** START OF DATASET EXTRACT **

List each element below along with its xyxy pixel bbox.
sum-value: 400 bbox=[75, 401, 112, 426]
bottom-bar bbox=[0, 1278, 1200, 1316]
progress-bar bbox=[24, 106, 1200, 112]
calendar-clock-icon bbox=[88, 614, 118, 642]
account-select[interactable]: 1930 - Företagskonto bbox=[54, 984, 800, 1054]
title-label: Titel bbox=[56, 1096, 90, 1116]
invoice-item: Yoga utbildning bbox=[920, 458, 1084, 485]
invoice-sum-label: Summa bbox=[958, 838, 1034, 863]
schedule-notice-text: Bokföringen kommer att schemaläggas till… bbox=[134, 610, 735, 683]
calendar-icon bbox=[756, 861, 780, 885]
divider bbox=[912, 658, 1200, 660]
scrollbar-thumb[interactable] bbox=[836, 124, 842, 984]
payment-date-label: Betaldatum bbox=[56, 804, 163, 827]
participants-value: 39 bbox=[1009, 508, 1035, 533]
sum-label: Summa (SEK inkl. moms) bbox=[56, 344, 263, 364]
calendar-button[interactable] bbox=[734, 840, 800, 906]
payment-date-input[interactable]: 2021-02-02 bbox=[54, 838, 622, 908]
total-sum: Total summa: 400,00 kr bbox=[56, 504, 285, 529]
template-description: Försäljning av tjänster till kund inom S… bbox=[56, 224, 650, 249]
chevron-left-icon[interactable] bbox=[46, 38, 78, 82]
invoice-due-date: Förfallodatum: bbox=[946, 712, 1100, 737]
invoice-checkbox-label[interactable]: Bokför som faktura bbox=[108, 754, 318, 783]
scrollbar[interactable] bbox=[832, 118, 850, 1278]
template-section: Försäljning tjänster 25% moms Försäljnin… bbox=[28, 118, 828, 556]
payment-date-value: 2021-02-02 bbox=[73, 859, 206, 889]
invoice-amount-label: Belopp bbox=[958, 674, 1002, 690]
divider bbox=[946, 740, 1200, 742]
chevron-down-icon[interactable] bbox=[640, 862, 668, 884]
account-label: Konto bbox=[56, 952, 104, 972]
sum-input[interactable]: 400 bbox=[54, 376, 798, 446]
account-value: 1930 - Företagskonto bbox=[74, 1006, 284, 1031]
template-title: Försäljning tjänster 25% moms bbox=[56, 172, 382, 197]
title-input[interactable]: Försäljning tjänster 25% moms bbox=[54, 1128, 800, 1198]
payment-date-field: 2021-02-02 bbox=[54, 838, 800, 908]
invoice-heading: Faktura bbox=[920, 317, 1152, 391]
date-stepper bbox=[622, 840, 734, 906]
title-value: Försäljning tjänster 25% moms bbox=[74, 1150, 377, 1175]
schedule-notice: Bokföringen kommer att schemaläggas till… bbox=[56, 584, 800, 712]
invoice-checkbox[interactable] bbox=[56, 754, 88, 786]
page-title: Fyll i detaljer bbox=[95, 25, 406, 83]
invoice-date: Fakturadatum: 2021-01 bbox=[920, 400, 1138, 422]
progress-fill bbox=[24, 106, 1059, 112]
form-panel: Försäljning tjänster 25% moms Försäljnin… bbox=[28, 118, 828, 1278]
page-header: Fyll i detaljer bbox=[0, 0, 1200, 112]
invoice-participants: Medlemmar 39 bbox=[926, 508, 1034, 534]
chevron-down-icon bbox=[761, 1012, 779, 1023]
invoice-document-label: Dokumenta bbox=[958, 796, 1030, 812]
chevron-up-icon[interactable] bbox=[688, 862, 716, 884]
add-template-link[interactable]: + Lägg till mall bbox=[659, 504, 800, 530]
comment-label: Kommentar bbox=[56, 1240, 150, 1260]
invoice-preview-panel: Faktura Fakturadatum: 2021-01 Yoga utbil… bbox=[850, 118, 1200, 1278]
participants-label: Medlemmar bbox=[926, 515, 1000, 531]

** END OF DATASET EXTRACT **

**GIVEN PROBLEM:**
Turn everything from the first line of the records down through the line containing "invoice-sum-label: Summa bbox=[958, 838, 1034, 863]" into a JSON list of strings, with one string for each line and no blank lines.

**WRITTEN ANSWER:**
[
  "List each element below along with its xyxy pixel bbox.",
  "sum-value: 400 bbox=[75, 401, 112, 426]",
  "bottom-bar bbox=[0, 1278, 1200, 1316]",
  "progress-bar bbox=[24, 106, 1200, 112]",
  "calendar-clock-icon bbox=[88, 614, 118, 642]",
  "account-select[interactable]: 1930 - Företagskonto bbox=[54, 984, 800, 1054]",
  "title-label: Titel bbox=[56, 1096, 90, 1116]",
  "invoice-item: Yoga utbildning bbox=[920, 458, 1084, 485]",
  "invoice-sum-label: Summa bbox=[958, 838, 1034, 863]"
]